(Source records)
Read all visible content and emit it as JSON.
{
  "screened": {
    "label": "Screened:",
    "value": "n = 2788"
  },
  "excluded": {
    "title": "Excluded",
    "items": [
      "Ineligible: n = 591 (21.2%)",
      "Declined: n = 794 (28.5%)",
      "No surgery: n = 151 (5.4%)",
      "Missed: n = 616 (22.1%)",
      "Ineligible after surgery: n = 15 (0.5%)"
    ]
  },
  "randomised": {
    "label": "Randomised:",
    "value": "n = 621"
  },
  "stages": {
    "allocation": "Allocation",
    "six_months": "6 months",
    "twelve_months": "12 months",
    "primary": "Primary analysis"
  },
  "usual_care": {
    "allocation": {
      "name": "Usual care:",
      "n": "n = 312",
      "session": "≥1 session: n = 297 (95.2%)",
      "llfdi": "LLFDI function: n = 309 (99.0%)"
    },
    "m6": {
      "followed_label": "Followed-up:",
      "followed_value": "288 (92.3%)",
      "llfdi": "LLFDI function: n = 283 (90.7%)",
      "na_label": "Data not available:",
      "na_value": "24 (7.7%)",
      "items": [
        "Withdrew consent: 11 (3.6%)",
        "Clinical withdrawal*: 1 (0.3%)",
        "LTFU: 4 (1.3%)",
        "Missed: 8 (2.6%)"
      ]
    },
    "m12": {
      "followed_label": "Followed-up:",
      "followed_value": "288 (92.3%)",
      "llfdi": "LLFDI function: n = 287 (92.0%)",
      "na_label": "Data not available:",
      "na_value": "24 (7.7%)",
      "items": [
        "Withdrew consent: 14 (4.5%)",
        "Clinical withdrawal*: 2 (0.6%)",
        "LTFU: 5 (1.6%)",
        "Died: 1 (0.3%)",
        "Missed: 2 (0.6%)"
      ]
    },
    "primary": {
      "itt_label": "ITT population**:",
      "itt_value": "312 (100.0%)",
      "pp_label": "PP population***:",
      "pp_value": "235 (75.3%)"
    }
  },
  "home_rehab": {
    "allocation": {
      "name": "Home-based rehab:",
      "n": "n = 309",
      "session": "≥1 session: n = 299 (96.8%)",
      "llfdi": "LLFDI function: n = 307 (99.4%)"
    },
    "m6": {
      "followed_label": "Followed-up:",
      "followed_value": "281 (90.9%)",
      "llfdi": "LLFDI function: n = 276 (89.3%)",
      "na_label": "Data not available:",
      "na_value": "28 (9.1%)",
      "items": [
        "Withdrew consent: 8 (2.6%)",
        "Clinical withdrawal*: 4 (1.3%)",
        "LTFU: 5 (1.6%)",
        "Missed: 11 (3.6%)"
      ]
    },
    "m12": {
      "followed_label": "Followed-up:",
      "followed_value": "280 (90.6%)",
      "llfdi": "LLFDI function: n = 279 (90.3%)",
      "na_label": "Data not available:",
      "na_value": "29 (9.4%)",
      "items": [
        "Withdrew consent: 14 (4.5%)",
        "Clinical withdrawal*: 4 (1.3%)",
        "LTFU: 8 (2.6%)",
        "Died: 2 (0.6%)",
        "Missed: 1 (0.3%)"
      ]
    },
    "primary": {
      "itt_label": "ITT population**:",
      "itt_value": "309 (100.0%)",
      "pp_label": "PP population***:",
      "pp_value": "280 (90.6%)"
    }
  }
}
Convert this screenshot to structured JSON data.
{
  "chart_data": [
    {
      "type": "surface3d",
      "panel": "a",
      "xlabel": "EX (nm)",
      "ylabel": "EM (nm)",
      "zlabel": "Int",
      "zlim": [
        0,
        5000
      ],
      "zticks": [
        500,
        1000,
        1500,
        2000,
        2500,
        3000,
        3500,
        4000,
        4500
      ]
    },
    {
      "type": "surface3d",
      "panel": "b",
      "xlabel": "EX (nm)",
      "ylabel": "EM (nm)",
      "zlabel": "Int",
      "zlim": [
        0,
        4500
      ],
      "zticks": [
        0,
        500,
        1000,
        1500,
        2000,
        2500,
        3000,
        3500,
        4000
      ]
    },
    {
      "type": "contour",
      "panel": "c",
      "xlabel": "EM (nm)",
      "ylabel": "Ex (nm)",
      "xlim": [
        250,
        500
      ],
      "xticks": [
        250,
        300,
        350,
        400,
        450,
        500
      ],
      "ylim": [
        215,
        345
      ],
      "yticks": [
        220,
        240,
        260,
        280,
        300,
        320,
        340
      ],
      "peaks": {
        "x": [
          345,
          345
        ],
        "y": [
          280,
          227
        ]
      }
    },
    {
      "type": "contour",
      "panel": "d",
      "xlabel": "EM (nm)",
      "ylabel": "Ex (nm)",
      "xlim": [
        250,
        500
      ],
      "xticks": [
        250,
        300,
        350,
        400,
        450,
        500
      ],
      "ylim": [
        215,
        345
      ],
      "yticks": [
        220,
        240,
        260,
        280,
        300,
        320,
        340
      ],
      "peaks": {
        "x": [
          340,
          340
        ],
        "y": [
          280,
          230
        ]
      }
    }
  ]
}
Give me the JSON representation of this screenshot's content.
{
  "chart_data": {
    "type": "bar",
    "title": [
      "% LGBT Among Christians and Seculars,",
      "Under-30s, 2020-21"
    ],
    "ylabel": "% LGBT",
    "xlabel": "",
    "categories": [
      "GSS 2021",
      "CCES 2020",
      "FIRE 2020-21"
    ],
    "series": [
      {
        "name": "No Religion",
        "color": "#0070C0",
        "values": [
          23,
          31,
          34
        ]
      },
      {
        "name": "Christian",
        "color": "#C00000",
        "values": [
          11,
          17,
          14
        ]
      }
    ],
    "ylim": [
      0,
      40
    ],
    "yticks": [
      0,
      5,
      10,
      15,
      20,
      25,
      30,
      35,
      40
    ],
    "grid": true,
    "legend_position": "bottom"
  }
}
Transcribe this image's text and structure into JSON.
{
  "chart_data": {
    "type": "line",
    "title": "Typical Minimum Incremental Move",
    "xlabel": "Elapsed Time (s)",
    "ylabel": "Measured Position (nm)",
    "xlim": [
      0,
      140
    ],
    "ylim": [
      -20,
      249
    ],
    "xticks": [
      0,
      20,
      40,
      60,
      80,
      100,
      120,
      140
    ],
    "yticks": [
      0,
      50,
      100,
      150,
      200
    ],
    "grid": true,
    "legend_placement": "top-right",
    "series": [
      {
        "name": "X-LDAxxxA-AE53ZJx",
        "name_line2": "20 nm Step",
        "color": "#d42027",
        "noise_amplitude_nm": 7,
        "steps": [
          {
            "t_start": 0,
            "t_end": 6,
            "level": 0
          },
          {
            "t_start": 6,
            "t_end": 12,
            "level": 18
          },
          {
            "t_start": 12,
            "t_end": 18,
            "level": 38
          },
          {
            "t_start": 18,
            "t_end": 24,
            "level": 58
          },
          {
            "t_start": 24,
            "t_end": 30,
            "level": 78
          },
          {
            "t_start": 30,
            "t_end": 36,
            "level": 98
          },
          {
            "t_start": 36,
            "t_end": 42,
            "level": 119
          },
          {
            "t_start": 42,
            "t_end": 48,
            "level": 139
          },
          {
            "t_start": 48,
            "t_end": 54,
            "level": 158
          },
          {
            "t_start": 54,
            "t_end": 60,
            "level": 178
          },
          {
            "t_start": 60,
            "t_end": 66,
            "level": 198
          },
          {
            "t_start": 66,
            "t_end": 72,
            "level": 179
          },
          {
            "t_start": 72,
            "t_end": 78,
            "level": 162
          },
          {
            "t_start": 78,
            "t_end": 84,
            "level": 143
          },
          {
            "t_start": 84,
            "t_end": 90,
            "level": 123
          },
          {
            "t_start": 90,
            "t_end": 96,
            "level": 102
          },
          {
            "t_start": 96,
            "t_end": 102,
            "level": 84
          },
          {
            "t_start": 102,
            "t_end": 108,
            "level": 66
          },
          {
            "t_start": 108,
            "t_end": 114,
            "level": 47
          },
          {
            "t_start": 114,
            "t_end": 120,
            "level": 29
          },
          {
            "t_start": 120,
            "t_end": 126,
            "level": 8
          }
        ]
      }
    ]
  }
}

**What you should do:** Out of the preceding entries, pull every line containing the string "surgery".

**Task response:**
      "No surgery: n = 151 (5.4%)",
      "Ineligible after surgery: n = 15 (0.5%)"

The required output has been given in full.